-------- Provided entries --------

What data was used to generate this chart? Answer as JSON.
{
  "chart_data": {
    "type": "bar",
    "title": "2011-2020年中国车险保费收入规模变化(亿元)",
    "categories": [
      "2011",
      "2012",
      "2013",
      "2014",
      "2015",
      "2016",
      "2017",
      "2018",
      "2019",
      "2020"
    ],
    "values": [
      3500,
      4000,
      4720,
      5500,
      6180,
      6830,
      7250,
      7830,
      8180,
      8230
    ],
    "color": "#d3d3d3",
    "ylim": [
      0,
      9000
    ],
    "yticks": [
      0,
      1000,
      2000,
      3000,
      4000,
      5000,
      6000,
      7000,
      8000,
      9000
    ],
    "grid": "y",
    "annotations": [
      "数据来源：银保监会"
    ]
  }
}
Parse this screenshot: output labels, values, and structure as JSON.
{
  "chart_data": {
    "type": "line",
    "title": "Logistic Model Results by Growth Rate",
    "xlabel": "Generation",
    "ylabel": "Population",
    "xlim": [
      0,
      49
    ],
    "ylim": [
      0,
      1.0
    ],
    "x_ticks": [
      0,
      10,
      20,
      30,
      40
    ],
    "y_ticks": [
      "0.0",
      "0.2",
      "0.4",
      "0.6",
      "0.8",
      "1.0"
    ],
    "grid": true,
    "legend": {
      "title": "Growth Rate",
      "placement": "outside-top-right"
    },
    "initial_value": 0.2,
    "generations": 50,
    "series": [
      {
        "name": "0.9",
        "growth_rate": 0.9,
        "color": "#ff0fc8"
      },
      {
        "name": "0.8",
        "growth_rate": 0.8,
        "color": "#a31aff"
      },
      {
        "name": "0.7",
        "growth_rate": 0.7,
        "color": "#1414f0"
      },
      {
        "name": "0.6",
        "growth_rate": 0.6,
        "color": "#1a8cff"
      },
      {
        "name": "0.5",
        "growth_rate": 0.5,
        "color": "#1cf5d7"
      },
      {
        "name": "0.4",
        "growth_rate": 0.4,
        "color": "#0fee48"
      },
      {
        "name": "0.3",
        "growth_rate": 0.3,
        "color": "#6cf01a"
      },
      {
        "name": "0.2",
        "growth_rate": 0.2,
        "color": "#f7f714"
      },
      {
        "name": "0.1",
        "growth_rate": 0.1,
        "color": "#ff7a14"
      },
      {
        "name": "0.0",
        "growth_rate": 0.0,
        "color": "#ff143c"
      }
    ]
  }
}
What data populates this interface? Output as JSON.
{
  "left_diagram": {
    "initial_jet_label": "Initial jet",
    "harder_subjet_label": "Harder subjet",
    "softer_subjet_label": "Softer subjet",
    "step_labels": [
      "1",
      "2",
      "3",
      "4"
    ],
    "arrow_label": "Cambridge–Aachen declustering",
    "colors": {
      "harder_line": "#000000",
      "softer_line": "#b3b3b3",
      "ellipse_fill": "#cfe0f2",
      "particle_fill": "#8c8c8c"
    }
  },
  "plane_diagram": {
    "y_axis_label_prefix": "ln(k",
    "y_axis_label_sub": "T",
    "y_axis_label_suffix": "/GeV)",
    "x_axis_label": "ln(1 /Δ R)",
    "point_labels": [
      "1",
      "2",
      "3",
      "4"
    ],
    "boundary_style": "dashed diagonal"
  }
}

--------

=== Required work ===
Count each line with "JSON" in it and report that figure by itself.

=== Written answer ===
3